┌─ ENTRIES SUPPLIED
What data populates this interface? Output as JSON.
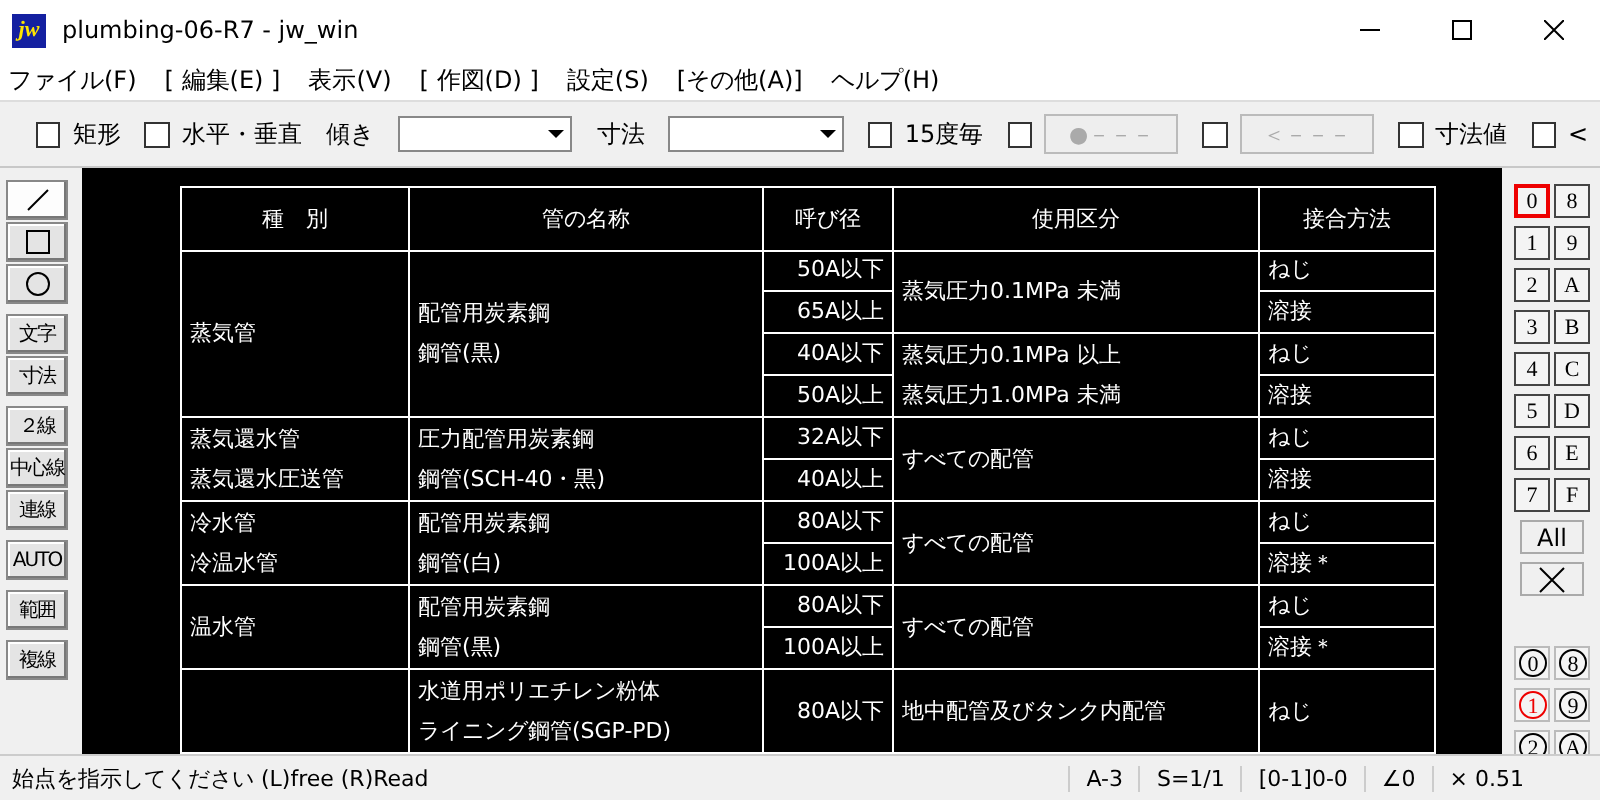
{
  "window": {
    "logo": "jw",
    "title": "plumbing-06-R7 - jw_win"
  },
  "menu": [
    "ファイル(F)",
    "[ 編集(E) ]",
    "表示(V)",
    "[ 作図(D) ]",
    "設定(S)",
    "[その他(A)]",
    "ヘルプ(H)"
  ],
  "toolbar": [
    {
      "kind": "check",
      "label": "矩形",
      "checked": false
    },
    {
      "kind": "check",
      "label": "水平・垂直",
      "checked": false
    },
    {
      "kind": "combo",
      "label": "傾き"
    },
    {
      "kind": "combo",
      "label": "寸法"
    },
    {
      "kind": "check",
      "label": "15度毎",
      "checked": false
    },
    {
      "kind": "checkbutton",
      "label": "●－－－",
      "checked": false,
      "disabled": true
    },
    {
      "kind": "checkbutton",
      "label": "＜－－－",
      "checked": false,
      "disabled": true
    },
    {
      "kind": "check",
      "label": "寸法値",
      "checked": false
    },
    {
      "kind": "check",
      "label": "<",
      "checked": false
    }
  ],
  "tools": [
    [
      {
        "kind": "line",
        "selected": true
      },
      {
        "kind": "rect",
        "selected": false
      },
      {
        "kind": "circle",
        "selected": false
      }
    ],
    [
      {
        "kind": "text",
        "label": "文字",
        "selected": false
      },
      {
        "kind": "text",
        "label": "寸法",
        "selected": false
      }
    ],
    [
      {
        "kind": "text",
        "label": "２線",
        "selected": false
      },
      {
        "kind": "text",
        "label": "中心線",
        "selected": false
      },
      {
        "kind": "text",
        "label": "連線",
        "selected": false
      }
    ],
    [
      {
        "kind": "text",
        "label": "AUTO",
        "selected": false
      }
    ],
    [
      {
        "kind": "text",
        "label": "範囲",
        "selected": false
      }
    ],
    [
      {
        "kind": "text",
        "label": "複線",
        "selected": false
      }
    ]
  ],
  "table": {
    "headers": [
      "種　別",
      "管の名称",
      "呼び径",
      "使用区分",
      "接合方法"
    ],
    "groups": [
      {
        "category": [
          "蒸気管"
        ],
        "pipe": [
          "配管用炭素鋼",
          "鋼管(黒)"
        ],
        "sizes": [
          "50A以下",
          "65A以上",
          "40A以下",
          "50A以上"
        ],
        "usage": [
          [
            "蒸気圧力0.1MPa 未満"
          ],
          [
            "蒸気圧力0.1MPa 以上",
            "蒸気圧力1.0MPa 未満"
          ]
        ],
        "joints": [
          "ねじ",
          "溶接",
          "ねじ",
          "溶接"
        ]
      },
      {
        "category": [
          "蒸気還水管",
          "蒸気還水圧送管"
        ],
        "pipe": [
          "圧力配管用炭素鋼",
          "鋼管(SCH-40・黒)"
        ],
        "sizes": [
          "32A以下",
          "40A以上"
        ],
        "usage": [
          [
            "すべての配管"
          ]
        ],
        "joints": [
          "ねじ",
          "溶接"
        ]
      },
      {
        "category": [
          "冷水管",
          "冷温水管"
        ],
        "pipe": [
          "配管用炭素鋼",
          "鋼管(白)"
        ],
        "sizes": [
          "80A以下",
          "100A以上"
        ],
        "usage": [
          [
            "すべての配管"
          ]
        ],
        "joints": [
          "ねじ",
          "溶接＊"
        ]
      },
      {
        "category": [
          "温水管"
        ],
        "pipe": [
          "配管用炭素鋼",
          "鋼管(黒)"
        ],
        "sizes": [
          "80A以下",
          "100A以上"
        ],
        "usage": [
          [
            "すべての配管"
          ]
        ],
        "joints": [
          "ねじ",
          "溶接＊"
        ]
      },
      {
        "pipe": [
          "水道用ポリエチレン粉体",
          "ライニング鋼管(SGP-PD)"
        ],
        "sizes": [
          "80A以下"
        ],
        "usage": [
          [
            "地中配管及びタンク内配管"
          ]
        ],
        "joints": [
          "ねじ"
        ]
      }
    ]
  },
  "layers": [
    {
      "label": "0",
      "selected": true
    },
    {
      "label": "8",
      "selected": false
    },
    {
      "label": "1",
      "selected": false
    },
    {
      "label": "9",
      "selected": false
    },
    {
      "label": "2",
      "selected": false
    },
    {
      "label": "A",
      "selected": false
    },
    {
      "label": "3",
      "selected": false
    },
    {
      "label": "B",
      "selected": false
    },
    {
      "label": "4",
      "selected": false
    },
    {
      "label": "C",
      "selected": false
    },
    {
      "label": "5",
      "selected": false
    },
    {
      "label": "D",
      "selected": false
    },
    {
      "label": "6",
      "selected": false
    },
    {
      "label": "E",
      "selected": false
    },
    {
      "label": "7",
      "selected": false
    },
    {
      "label": "F",
      "selected": false
    }
  ],
  "layer_all": "All",
  "layer_groups": [
    {
      "label": "0",
      "selected": false
    },
    {
      "label": "8",
      "selected": false
    },
    {
      "label": "1",
      "selected": true
    },
    {
      "label": "9",
      "selected": false
    },
    {
      "label": "2",
      "selected": false
    },
    {
      "label": "A",
      "selected": false
    }
  ],
  "status_bar": {
    "message": "始点を指示してください (L)free (R)Read",
    "fields": [
      "A-3",
      "S=1/1",
      "[0-1]0-0",
      "∠0",
      "× 0.51"
    ]
  }
}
└─
Excluding the pictures, reproduce every entry exactly as given.

WRITTEN REPLY:
What data populates this interface? Output as JSON.
{
  "window": {
    "logo": "jw",
    "title": "plumbing-06-R7 - jw_win"
  },
  "menu": [
    "ファイル(F)",
    "[ 編集(E) ]",
    "表示(V)",
    "[ 作図(D) ]",
    "設定(S)",
    "[その他(A)]",
    "ヘルプ(H)"
  ],
  "toolbar": [
    {
      "kind": "check",
      "label": "矩形",
      "checked": false
    },
    {
      "kind": "check",
      "label": "水平・垂直",
      "checked": false
    },
    {
      "kind": "combo",
      "label": "傾き"
    },
    {
      "kind": "combo",
      "label": "寸法"
    },
    {
      "kind": "check",
      "label": "15度毎",
      "checked": false
    },
    {
      "kind": "checkbutton",
      "label": "●－－－",
      "checked": false,
      "disabled": true
    },
    {
      "kind": "checkbutton",
      "label": "＜－－－",
      "checked": false,
      "disabled": true
    },
    {
      "kind": "check",
      "label": "寸法値",
      "checked": false
    },
    {
      "kind": "check",
      "label": "<",
      "checked": false
    }
  ],
  "tools": [
    [
      {
        "kind": "line",
        "selected": true
      },
      {
        "kind": "rect",
        "selected": false
      },
      {
        "kind": "circle",
        "selected": false
      }
    ],
    [
      {
        "kind": "text",
        "label": "文字",
        "selected": false
      },
      {
        "kind": "text",
        "label": "寸法",
        "selected": false
      }
    ],
    [
      {
        "kind": "text",
        "label": "２線",
        "selected": false
      },
      {
        "kind": "text",
        "label": "中心線",
        "selected": false
      },
      {
        "kind": "text",
        "label": "連線",
        "selected": false
      }
    ],
    [
      {
        "kind": "text",
        "label": "AUTO",
        "selected": false
      }
    ],
    [
      {
        "kind": "text",
        "label": "範囲",
        "selected": false
      }
    ],
    [
      {
        "kind": "text",
        "label": "複線",
        "selected": false
      }
    ]
  ],
  "table": {
    "headers": [
      "種　別",
      "管の名称",
      "呼び径",
      "使用区分",
      "接合方法"
    ],
    "groups": [
      {
        "category": [
          "蒸気管"
        ],
        "pipe": [
          "配管用炭素鋼",
          "鋼管(黒)"
        ],
        "sizes": [
          "50A以下",
          "65A以上",
          "40A以下",
          "50A以上"
        ],
        "usage": [
          [
            "蒸気圧力0.1MPa 未満"
          ],
          [
            "蒸気圧力0.1MPa 以上",
            "蒸気圧力1.0MPa 未満"
          ]
        ],
        "joints": [
          "ねじ",
          "溶接",
          "ねじ",
          "溶接"
        ]
      },
      {
        "category": [
          "蒸気還水管",
          "蒸気還水圧送管"
        ],
        "pipe": [
          "圧力配管用炭素鋼",
          "鋼管(SCH-40・黒)"
        ],
        "sizes": [
          "32A以下",
          "40A以上"
        ],
        "usage": [
          [
            "すべての配管"
          ]
        ],
        "joints": [
          "ねじ",
          "溶接"
        ]
      },
      {
        "category": [
          "冷水管",
          "冷温水管"
        ],
        "pipe": [
          "配管用炭素鋼",
          "鋼管(白)"
        ],
        "sizes": [
          "80A以下",
          "100A以上"
        ],
        "usage": [
          [
            "すべての配管"
          ]
        ],
        "joints": [
          "ねじ",
          "溶接＊"
        ]
      },
      {
        "category": [
          "温水管"
        ],
        "pipe": [
          "配管用炭素鋼",
          "鋼管(黒)"
        ],
        "sizes": [
          "80A以下",
          "100A以上"
        ],
        "usage": [
          [
            "すべての配管"
          ]
        ],
        "joints": [
          "ねじ",
          "溶接＊"
        ]
      },
      {
        "pipe": [
          "水道用ポリエチレン粉体",
          "ライニング鋼管(SGP-PD)"
        ],
        "sizes": [
          "80A以下"
        ],
        "usage": [
          [
            "地中配管及びタンク内配管"
          ]
        ],
        "joints": [
          "ねじ"
        ]
      }
    ]
  },
  "layers": [
    {
      "label": "0",
      "selected": true
    },
    {
      "label": "8",
      "selected": false
    },
    {
      "label": "1",
      "selected": false
    },
    {
      "label": "9",
      "selected": false
    },
    {
      "label": "2",
      "selected": false
    },
    {
      "label": "A",
      "selected": false
    },
    {
      "label": "3",
      "selected": false
    },
    {
      "label": "B",
      "selected": false
    },
    {
      "label": "4",
      "selected": false
    },
    {
      "label": "C",
      "selected": false
    },
    {
      "label": "5",
      "selected": false
    },
    {
      "label": "D",
      "selected": false
    },
    {
      "label": "6",
      "selected": false
    },
    {
      "label": "E",
      "selected": false
    },
    {
      "label": "7",
      "selected": false
    },
    {
      "label": "F",
      "selected": false
    }
  ],
  "layer_all": "All",
  "layer_groups": [
    {
      "label": "0",
      "selected": false
    },
    {
      "label": "8",
      "selected": false
    },
    {
      "label": "1",
      "selected": true
    },
    {
      "label": "9",
      "selected": false
    },
    {
      "label": "2",
      "selected": false
    },
    {
      "label": "A",
      "selected": false
    }
  ],
  "status_bar": {
    "message": "始点を指示してください (L)free (R)Read",
    "fields": [
      "A-3",
      "S=1/1",
      "[0-1]0-0",
      "∠0",
      "× 0.51"
    ]
  }
}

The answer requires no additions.